-- START OF Material provided --
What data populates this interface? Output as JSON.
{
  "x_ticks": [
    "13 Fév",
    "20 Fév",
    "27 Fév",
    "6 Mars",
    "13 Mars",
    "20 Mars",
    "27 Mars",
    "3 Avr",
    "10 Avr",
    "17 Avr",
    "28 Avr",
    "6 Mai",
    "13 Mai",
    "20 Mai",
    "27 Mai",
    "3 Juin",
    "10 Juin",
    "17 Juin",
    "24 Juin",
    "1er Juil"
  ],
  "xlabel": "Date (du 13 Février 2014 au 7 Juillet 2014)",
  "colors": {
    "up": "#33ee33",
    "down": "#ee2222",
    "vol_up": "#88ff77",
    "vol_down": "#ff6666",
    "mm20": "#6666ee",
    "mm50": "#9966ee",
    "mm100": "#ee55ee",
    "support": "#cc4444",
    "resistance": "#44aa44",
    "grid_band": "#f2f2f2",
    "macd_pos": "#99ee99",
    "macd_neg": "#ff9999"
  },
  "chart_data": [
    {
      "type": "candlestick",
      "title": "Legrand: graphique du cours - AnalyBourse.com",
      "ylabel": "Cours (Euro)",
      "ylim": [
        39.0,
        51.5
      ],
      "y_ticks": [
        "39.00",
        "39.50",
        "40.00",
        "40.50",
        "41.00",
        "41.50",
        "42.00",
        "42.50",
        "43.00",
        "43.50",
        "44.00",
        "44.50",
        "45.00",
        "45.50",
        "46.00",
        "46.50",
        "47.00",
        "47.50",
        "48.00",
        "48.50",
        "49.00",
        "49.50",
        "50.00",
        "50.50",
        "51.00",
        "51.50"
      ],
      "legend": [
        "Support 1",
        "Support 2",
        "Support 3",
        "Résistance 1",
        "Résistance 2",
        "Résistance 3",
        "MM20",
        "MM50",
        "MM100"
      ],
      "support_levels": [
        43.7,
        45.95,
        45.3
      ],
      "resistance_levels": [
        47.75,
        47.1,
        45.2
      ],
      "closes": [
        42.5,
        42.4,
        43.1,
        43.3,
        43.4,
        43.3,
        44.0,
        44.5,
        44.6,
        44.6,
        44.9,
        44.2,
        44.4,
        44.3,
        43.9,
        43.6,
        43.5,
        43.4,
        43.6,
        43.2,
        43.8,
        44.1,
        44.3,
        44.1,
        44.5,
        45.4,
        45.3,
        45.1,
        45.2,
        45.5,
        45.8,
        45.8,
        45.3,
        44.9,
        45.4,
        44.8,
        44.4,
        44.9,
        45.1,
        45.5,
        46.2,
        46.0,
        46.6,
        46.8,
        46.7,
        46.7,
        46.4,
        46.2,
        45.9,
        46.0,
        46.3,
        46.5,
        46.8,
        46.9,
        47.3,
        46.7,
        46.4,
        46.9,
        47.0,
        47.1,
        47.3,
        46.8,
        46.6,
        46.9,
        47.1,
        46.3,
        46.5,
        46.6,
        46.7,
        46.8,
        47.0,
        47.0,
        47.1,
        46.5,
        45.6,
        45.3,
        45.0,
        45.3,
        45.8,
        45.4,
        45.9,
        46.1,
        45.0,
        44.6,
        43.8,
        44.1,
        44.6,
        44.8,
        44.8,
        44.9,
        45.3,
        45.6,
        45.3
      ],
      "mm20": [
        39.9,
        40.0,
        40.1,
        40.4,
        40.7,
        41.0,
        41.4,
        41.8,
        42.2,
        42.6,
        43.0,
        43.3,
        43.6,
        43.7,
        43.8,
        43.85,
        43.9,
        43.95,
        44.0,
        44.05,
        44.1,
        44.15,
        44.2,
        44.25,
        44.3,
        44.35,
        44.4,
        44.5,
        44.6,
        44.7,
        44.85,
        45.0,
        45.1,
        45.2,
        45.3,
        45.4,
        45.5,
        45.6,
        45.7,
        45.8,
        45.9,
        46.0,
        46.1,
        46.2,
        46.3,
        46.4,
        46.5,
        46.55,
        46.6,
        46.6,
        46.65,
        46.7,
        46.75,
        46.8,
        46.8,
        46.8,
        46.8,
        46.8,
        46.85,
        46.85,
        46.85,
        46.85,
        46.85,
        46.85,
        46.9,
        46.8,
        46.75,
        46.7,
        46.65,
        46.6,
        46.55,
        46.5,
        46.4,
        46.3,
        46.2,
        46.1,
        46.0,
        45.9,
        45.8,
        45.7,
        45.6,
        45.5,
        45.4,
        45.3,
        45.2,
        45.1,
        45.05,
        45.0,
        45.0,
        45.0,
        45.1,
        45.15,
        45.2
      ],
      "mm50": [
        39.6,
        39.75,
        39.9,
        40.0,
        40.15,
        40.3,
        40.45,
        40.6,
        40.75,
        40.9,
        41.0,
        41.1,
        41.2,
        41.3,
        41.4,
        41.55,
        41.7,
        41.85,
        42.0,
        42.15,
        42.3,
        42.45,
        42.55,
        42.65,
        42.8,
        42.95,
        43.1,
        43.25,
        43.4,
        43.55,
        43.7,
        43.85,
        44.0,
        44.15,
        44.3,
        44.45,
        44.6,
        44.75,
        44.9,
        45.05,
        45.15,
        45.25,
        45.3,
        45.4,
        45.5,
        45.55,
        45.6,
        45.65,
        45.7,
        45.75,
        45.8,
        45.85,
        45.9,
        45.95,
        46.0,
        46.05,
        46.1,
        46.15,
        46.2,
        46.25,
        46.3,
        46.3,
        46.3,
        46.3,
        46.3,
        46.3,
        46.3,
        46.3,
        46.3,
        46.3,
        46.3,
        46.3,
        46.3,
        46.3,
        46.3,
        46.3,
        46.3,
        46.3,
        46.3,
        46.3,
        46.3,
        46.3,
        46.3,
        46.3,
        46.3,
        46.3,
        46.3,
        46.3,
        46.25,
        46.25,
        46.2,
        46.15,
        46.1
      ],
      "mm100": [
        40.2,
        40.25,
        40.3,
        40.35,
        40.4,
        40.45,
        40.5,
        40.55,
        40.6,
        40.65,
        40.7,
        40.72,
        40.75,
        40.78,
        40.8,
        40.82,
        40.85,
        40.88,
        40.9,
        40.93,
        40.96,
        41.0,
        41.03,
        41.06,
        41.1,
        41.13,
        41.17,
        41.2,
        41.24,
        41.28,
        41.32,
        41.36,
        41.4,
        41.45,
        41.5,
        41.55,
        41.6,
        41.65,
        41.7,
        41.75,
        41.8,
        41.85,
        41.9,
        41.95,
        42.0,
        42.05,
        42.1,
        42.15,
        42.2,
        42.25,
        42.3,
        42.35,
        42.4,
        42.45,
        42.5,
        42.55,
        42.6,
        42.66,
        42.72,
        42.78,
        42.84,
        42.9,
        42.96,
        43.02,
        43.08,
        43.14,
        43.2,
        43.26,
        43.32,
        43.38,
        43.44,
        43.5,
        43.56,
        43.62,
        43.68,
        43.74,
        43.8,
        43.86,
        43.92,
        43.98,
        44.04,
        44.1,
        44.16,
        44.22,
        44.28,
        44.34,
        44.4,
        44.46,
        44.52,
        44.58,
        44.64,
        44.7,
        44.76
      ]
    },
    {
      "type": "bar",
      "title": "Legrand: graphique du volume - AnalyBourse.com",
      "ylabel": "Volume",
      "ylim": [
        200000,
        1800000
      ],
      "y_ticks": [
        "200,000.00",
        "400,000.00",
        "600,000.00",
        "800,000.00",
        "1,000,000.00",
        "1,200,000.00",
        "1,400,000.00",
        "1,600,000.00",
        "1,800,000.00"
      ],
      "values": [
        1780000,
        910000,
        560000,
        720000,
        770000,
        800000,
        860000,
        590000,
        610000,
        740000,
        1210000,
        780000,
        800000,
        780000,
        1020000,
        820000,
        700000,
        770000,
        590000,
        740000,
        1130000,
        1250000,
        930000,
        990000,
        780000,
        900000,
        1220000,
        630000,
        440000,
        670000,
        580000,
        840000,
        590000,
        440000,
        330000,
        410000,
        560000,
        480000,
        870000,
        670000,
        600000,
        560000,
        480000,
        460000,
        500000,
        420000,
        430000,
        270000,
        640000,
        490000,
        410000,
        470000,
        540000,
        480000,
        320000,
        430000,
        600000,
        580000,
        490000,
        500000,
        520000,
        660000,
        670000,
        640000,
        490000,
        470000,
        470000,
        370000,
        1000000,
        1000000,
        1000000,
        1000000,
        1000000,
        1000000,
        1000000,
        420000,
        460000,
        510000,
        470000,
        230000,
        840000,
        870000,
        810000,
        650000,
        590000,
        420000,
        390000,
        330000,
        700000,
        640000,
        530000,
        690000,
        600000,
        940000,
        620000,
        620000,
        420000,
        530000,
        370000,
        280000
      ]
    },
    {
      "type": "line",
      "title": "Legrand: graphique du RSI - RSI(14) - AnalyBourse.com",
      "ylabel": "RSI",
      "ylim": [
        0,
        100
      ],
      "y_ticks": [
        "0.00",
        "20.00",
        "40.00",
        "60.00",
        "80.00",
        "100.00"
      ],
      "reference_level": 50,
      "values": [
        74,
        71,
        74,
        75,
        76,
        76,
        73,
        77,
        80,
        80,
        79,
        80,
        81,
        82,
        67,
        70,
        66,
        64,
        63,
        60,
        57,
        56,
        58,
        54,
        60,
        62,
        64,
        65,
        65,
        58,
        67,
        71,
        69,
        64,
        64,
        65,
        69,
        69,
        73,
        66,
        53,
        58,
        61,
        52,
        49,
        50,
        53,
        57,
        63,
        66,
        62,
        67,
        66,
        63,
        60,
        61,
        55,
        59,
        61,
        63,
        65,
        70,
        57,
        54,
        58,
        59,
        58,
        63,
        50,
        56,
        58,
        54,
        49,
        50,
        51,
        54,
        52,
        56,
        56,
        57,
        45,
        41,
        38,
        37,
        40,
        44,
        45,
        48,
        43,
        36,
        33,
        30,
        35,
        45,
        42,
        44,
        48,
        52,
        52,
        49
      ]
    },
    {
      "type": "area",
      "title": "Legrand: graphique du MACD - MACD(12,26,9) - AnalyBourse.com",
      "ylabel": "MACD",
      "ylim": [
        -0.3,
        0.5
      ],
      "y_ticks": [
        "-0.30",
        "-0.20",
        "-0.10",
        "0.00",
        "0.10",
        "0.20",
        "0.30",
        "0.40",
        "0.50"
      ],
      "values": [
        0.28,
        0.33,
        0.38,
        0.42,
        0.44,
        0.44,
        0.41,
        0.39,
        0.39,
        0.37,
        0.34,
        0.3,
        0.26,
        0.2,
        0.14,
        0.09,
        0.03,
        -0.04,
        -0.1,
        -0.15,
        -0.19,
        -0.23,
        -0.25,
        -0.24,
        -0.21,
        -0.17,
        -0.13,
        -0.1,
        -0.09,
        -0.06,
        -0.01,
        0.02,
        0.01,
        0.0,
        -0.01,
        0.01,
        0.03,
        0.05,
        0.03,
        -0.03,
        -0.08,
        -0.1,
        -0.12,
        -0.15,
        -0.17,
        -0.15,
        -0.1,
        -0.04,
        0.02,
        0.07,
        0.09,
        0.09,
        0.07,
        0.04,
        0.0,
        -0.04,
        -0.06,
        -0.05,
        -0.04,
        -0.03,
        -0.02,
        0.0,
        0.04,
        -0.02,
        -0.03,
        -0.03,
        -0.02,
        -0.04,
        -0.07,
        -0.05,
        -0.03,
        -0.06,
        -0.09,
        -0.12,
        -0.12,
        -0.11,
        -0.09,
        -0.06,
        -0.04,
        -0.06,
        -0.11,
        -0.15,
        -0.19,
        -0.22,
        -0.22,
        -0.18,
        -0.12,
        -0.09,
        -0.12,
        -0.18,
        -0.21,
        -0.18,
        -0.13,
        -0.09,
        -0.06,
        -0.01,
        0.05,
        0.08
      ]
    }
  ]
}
-- END OF Material provided --
> _Exercise_: Filter the data, keeping only the lines that contain "Legrand".

> _Correct result_:
      "title": "Legrand: graphique du cours - AnalyBourse.com",
      "title": "Legrand: graphique du volume - AnalyBourse.com",
      "title": "Legrand: graphique du RSI - RSI(14) - AnalyBourse.com",
      "title": "Legrand: graphique du MACD - MACD(12,26,9) - AnalyBourse.com",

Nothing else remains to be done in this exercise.